**THE DATA:**
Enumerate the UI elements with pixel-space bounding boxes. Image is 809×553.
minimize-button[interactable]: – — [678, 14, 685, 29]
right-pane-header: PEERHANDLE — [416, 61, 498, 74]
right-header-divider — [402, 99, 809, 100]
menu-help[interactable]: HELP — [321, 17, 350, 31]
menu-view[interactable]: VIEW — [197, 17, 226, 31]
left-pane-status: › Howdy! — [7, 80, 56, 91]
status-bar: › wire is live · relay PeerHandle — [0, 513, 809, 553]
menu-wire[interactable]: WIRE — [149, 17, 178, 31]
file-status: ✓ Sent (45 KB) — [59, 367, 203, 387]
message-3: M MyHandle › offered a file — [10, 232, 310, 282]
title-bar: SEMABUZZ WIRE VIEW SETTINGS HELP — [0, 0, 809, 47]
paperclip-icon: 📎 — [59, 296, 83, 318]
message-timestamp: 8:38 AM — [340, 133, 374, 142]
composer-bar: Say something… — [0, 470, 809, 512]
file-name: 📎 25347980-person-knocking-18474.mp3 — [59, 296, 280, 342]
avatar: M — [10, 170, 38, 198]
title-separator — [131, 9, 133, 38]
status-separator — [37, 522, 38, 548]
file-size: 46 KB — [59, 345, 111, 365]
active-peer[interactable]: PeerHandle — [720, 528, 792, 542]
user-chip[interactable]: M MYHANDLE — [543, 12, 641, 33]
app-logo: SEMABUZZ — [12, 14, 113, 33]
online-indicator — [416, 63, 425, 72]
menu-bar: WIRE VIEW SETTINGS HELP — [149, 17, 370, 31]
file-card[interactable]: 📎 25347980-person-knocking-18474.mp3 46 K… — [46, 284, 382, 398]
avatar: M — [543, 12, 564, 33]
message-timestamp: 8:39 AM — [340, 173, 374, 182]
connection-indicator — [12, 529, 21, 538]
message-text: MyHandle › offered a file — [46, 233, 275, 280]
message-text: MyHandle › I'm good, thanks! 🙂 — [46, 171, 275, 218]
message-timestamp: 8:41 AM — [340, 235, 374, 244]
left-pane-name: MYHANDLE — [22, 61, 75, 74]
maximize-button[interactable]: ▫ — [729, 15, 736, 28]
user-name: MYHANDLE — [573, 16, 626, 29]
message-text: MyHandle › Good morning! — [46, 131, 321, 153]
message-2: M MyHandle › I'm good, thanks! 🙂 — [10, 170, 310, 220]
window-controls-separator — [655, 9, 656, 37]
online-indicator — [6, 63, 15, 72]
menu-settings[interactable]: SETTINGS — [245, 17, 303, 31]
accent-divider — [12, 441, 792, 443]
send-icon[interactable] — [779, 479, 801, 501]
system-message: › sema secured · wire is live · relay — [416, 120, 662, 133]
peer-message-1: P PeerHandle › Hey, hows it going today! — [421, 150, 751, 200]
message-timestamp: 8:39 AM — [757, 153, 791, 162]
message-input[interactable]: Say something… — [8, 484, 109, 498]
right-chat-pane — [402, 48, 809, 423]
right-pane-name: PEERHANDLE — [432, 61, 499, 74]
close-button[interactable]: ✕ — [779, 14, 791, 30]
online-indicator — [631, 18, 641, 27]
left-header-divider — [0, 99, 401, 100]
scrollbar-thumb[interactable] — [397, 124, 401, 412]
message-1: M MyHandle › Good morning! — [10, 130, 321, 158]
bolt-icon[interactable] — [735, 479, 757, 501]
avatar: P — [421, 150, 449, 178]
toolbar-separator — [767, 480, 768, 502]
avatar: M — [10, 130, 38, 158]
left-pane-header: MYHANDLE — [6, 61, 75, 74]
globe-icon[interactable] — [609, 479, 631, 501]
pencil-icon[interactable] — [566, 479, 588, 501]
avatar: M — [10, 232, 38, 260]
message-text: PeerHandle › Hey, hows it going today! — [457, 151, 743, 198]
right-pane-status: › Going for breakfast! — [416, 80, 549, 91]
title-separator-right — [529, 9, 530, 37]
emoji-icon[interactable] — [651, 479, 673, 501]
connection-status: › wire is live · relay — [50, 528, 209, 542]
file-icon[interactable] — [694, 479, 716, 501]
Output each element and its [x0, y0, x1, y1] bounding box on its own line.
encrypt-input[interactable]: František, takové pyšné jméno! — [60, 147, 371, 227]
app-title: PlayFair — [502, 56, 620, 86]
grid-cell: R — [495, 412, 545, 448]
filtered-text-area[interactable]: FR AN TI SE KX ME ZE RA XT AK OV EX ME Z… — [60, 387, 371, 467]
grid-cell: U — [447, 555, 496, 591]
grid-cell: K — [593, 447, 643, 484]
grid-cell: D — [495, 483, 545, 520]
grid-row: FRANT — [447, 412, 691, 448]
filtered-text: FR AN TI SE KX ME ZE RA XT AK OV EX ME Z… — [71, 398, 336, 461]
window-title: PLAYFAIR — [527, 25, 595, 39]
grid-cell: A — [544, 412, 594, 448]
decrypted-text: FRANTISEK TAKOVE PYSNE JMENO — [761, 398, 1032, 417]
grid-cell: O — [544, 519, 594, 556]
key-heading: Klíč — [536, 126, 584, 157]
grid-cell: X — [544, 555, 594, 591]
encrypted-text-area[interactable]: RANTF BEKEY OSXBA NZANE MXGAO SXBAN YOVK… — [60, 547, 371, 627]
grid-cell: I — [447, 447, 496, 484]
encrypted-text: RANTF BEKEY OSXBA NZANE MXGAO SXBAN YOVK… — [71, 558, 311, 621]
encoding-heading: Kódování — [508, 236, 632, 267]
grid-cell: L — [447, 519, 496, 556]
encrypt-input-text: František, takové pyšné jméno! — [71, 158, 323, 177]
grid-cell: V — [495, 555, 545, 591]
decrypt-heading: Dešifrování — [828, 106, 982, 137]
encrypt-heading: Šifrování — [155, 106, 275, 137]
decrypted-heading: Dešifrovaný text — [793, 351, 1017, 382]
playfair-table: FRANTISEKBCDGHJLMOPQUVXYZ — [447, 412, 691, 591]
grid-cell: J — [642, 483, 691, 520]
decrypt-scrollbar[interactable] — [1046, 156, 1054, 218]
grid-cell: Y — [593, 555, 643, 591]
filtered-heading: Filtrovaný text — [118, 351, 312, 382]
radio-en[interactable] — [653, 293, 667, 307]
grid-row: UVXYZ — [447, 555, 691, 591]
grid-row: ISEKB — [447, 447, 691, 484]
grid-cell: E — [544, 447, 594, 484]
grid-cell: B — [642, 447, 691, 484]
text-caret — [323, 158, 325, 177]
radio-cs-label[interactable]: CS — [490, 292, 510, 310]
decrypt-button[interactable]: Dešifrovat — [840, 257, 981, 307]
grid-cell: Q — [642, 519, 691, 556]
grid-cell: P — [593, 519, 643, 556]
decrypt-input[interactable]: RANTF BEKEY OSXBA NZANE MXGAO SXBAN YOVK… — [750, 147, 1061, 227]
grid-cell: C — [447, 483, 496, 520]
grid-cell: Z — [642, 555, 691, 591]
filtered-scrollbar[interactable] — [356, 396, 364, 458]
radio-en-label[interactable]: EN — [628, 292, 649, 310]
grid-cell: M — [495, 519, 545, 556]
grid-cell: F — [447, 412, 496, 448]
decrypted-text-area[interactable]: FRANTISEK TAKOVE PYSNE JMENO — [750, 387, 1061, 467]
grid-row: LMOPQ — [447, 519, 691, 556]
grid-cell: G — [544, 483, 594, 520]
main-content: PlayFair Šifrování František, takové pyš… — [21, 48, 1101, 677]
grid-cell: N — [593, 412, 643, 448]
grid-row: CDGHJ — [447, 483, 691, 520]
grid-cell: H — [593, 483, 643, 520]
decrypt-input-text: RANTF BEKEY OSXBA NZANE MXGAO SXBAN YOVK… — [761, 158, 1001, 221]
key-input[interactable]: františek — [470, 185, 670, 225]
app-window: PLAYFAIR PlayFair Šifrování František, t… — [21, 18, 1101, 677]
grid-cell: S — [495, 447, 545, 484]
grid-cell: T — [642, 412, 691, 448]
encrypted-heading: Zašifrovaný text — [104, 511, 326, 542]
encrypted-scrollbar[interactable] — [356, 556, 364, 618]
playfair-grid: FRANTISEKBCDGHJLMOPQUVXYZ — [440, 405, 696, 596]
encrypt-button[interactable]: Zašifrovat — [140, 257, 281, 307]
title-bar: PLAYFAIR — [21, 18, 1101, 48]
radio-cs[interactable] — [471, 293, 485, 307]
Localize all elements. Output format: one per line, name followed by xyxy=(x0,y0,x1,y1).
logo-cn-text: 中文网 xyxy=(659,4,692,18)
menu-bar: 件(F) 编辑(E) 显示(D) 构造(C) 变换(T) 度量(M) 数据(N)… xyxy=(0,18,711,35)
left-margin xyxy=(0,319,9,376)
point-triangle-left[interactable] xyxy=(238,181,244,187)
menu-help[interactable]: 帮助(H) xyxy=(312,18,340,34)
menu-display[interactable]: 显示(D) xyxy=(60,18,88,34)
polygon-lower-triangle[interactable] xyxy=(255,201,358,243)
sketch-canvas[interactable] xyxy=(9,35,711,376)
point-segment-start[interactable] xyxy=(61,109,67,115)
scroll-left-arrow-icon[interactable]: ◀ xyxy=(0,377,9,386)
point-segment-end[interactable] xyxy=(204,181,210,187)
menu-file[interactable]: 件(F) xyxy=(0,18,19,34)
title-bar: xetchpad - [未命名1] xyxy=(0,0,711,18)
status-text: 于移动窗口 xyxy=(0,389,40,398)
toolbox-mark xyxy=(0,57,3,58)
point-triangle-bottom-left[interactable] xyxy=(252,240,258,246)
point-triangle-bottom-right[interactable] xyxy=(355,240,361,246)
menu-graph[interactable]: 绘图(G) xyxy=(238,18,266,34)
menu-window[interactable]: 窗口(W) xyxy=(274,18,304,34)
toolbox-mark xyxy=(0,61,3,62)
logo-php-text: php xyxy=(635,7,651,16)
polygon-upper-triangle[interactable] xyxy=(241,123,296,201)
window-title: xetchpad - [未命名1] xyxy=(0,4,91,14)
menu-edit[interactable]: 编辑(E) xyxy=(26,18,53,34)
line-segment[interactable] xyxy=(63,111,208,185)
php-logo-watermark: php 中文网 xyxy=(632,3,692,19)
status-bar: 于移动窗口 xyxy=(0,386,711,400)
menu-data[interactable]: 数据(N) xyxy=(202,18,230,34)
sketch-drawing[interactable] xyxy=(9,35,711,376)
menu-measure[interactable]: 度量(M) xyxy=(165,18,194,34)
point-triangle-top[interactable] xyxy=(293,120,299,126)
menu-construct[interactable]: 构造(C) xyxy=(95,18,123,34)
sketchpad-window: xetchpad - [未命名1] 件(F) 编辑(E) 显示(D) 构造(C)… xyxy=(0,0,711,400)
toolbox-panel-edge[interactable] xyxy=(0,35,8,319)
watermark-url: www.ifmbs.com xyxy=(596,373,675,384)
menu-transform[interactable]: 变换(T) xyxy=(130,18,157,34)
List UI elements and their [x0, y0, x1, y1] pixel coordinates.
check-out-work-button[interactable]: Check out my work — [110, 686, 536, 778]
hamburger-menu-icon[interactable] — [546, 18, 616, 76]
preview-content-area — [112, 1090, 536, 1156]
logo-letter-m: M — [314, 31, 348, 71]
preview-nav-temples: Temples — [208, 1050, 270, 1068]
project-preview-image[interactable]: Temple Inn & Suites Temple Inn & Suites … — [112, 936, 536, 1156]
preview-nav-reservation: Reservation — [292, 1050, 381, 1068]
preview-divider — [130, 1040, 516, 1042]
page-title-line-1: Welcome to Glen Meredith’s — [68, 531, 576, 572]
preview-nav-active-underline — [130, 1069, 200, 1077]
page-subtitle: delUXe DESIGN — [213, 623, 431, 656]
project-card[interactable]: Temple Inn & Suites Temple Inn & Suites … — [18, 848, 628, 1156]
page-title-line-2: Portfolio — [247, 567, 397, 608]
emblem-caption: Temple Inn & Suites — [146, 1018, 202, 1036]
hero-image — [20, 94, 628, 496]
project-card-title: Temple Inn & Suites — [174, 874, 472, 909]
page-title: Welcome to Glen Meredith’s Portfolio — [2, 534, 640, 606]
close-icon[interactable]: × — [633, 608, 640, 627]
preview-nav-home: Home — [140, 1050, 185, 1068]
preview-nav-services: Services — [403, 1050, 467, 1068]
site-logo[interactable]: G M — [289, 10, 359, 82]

**TASK BRIEF:**
Copy the data word for word, starting at its first line and ending at the line that contains "message-text: MyHandle › Good". Include both of those lines.

**IN RESPONSE:**
Enumerate the UI elements with pixel-space bounding boxes. Image is 809×553.
minimize-button[interactable]: – — [678, 14, 685, 29]
right-pane-header: PEERHANDLE — [416, 61, 498, 74]
right-header-divider — [402, 99, 809, 100]
menu-help[interactable]: HELP — [321, 17, 350, 31]
menu-view[interactable]: VIEW — [197, 17, 226, 31]
left-pane-status: › Howdy! — [7, 80, 56, 91]
status-bar: › wire is live · relay PeerHandle — [0, 513, 809, 553]
menu-wire[interactable]: WIRE — [149, 17, 178, 31]
file-status: ✓ Sent (45 KB) — [59, 367, 203, 387]
message-3: M MyHandle › offered a file — [10, 232, 310, 282]
title-bar: SEMABUZZ WIRE VIEW SETTINGS HELP — [0, 0, 809, 47]
paperclip-icon: 📎 — [59, 296, 83, 318]
message-timestamp: 8:38 AM — [340, 133, 374, 142]
composer-bar: Say something… — [0, 470, 809, 512]
file-name: 📎 25347980-person-knocking-18474.mp3 — [59, 296, 280, 342]
avatar: M — [10, 170, 38, 198]
title-separator — [131, 9, 133, 38]
status-separator — [37, 522, 38, 548]
file-size: 46 KB — [59, 345, 111, 365]
active-peer[interactable]: PeerHandle — [720, 528, 792, 542]
user-chip[interactable]: M MYHANDLE — [543, 12, 641, 33]
app-logo: SEMABUZZ — [12, 14, 113, 33]
online-indicator — [416, 63, 425, 72]
menu-bar: WIRE VIEW SETTINGS HELP — [149, 17, 370, 31]
file-card[interactable]: 📎 25347980-person-knocking-18474.mp3 46 K… — [46, 284, 382, 398]
avatar: M — [543, 12, 564, 33]
message-timestamp: 8:39 AM — [340, 173, 374, 182]
connection-indicator — [12, 529, 21, 538]
message-text: MyHandle › offered a file — [46, 233, 275, 280]
message-text: MyHandle › I'm good, thanks! 🙂 — [46, 171, 275, 218]
message-timestamp: 8:41 AM — [340, 235, 374, 244]
left-pane-name: MYHANDLE — [22, 61, 75, 74]
maximize-button[interactable]: ▫ — [729, 15, 736, 28]
user-name: MYHANDLE — [573, 16, 626, 29]
message-text: MyHandle › Good morning! — [46, 131, 321, 153]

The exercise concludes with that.